GIVEN TASK »
State the number of lines in these records holding "xlabel". Say nothing more.

Extracted data entries »
========
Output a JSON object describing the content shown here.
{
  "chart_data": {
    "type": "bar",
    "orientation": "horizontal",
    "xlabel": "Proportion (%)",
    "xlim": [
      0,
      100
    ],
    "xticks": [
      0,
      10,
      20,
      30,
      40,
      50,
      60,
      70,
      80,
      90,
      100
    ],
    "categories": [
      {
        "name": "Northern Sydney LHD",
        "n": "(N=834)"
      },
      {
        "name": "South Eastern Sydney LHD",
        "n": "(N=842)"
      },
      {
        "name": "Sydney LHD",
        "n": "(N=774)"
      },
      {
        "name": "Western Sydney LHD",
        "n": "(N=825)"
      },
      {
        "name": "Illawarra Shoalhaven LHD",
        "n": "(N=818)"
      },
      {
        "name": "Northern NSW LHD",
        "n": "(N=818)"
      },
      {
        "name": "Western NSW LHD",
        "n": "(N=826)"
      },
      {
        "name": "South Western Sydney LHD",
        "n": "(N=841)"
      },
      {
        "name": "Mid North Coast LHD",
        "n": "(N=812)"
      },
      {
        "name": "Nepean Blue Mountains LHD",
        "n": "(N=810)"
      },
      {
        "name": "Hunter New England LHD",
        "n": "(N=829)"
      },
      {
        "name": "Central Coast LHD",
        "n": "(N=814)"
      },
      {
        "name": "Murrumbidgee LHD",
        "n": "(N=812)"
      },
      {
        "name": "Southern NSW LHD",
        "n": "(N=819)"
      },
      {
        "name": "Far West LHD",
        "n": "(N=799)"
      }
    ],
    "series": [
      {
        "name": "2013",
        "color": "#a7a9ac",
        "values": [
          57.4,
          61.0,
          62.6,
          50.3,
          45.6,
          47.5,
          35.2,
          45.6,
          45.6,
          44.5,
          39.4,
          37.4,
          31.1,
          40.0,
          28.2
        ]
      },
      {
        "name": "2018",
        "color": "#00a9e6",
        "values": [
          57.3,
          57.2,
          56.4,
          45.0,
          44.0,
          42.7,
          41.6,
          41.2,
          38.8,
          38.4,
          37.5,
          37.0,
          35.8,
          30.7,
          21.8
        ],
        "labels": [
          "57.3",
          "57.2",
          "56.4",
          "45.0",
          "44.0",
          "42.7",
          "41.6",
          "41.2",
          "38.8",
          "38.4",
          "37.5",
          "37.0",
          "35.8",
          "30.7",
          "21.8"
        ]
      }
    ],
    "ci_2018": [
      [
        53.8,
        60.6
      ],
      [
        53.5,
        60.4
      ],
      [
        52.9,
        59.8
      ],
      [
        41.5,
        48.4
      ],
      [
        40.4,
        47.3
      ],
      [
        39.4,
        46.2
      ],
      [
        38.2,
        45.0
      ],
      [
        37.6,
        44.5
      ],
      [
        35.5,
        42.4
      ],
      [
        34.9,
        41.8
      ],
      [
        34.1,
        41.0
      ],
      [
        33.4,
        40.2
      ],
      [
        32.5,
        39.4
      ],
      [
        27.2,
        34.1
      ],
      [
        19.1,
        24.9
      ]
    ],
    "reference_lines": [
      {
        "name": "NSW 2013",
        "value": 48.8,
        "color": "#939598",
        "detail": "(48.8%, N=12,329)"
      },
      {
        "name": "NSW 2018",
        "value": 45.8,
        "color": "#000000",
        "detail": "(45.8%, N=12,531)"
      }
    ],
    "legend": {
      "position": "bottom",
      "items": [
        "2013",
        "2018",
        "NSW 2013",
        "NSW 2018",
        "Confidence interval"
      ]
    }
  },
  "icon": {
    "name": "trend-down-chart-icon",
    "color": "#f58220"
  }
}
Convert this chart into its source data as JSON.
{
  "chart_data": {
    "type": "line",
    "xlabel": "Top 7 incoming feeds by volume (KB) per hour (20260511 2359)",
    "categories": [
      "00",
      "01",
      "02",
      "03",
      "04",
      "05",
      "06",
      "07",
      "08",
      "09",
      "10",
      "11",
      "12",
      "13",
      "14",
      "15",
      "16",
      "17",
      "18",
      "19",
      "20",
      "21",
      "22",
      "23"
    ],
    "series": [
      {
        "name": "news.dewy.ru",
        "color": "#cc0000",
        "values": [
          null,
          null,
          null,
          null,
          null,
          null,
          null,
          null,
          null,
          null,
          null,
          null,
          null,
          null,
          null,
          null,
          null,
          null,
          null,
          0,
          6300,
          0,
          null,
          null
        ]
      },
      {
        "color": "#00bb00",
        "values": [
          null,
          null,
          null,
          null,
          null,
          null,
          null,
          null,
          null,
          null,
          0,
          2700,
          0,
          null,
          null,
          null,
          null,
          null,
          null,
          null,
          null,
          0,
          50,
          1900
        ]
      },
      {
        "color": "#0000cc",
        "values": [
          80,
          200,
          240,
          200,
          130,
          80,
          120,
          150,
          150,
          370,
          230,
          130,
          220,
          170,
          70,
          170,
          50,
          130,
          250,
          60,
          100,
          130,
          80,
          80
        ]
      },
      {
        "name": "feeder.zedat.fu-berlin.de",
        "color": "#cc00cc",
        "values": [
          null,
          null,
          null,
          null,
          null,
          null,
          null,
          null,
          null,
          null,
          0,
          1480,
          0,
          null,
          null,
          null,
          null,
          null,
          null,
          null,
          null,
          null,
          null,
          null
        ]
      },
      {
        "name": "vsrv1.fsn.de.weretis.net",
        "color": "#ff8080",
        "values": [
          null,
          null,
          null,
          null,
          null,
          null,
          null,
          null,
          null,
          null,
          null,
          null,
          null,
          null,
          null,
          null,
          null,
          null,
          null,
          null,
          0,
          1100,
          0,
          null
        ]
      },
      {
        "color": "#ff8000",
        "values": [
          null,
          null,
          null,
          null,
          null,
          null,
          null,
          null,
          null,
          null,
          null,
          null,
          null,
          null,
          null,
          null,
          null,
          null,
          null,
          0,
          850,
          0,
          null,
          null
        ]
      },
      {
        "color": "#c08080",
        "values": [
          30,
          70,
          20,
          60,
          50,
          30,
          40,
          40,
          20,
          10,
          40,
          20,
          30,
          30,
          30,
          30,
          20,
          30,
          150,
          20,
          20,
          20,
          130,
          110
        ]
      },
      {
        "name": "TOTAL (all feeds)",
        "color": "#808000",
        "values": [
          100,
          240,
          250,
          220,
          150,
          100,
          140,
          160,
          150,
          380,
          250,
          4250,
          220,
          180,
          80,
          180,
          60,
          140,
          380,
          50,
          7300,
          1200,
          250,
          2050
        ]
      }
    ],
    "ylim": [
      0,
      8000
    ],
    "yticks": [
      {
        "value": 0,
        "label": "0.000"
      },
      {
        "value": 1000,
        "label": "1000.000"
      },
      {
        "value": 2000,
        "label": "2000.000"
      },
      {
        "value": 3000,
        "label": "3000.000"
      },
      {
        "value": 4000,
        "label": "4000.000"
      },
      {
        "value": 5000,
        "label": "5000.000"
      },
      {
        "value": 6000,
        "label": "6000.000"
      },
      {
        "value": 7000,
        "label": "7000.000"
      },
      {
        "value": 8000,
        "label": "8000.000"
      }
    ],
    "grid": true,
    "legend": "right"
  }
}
========
TASK ANSWER »
2